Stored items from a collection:

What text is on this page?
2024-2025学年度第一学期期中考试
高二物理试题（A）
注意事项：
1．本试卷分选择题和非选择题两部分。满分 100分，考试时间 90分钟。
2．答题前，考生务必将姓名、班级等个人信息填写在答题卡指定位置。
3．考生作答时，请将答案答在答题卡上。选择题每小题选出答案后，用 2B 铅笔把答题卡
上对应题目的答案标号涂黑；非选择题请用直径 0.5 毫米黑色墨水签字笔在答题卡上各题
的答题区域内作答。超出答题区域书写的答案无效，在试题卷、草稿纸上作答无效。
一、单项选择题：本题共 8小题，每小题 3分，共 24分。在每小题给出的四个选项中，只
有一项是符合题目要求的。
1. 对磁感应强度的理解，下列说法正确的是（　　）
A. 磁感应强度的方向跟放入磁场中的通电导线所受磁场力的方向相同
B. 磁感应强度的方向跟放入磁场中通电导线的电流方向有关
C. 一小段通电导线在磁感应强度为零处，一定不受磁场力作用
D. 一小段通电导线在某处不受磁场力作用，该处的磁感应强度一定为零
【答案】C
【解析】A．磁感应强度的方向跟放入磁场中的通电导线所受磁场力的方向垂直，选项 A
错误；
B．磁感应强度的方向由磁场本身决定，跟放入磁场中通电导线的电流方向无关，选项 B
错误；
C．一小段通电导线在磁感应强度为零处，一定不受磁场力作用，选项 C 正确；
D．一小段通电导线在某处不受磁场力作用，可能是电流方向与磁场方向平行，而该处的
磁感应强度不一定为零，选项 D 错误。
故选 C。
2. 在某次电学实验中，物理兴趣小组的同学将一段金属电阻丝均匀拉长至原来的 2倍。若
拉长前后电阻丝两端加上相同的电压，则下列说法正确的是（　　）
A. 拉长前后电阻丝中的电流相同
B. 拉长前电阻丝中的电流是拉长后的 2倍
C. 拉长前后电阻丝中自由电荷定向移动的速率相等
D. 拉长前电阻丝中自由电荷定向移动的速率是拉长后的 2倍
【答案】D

TASK DETAILS: Copy the records above exactly as they appear.

EXERCISE RESPONSE:
What text is on this page?
2024-2025学年度第一学期期中考试
高二物理试题（A）
注意事项：
1．本试卷分选择题和非选择题两部分。满分 100分，考试时间 90分钟。
2．答题前，考生务必将姓名、班级等个人信息填写在答题卡指定位置。
3．考生作答时，请将答案答在答题卡上。选择题每小题选出答案后，用 2B 铅笔把答题卡
上对应题目的答案标号涂黑；非选择题请用直径 0.5 毫米黑色墨水签字笔在答题卡上各题
的答题区域内作答。超出答题区域书写的答案无效，在试题卷、草稿纸上作答无效。
一、单项选择题：本题共 8小题，每小题 3分，共 24分。在每小题给出的四个选项中，只
有一项是符合题目要求的。
1. 对磁感应强度的理解，下列说法正确的是（　　）
A. 磁感应强度的方向跟放入磁场中的通电导线所受磁场力的方向相同
B. 磁感应强度的方向跟放入磁场中通电导线的电流方向有关
C. 一小段通电导线在磁感应强度为零处，一定不受磁场力作用
D. 一小段通电导线在某处不受磁场力作用，该处的磁感应强度一定为零
【答案】C
【解析】A．磁感应强度的方向跟放入磁场中的通电导线所受磁场力的方向垂直，选项 A
错误；
B．磁感应强度的方向由磁场本身决定，跟放入磁场中通电导线的电流方向无关，选项 B
错误；
C．一小段通电导线在磁感应强度为零处，一定不受磁场力作用，选项 C 正确；
D．一小段通电导线在某处不受磁场力作用，可能是电流方向与磁场方向平行，而该处的
磁感应强度不一定为零，选项 D 错误。
故选 C。
2. 在某次电学实验中，物理兴趣小组的同学将一段金属电阻丝均匀拉长至原来的 2倍。若
拉长前后电阻丝两端加上相同的电压，则下列说法正确的是（　　）
A. 拉长前后电阻丝中的电流相同
B. 拉长前电阻丝中的电流是拉长后的 2倍
C. 拉长前后电阻丝中自由电荷定向移动的速率相等
D. 拉长前电阻丝中自由电荷定向移动的速率是拉长后的 2倍
【答案】D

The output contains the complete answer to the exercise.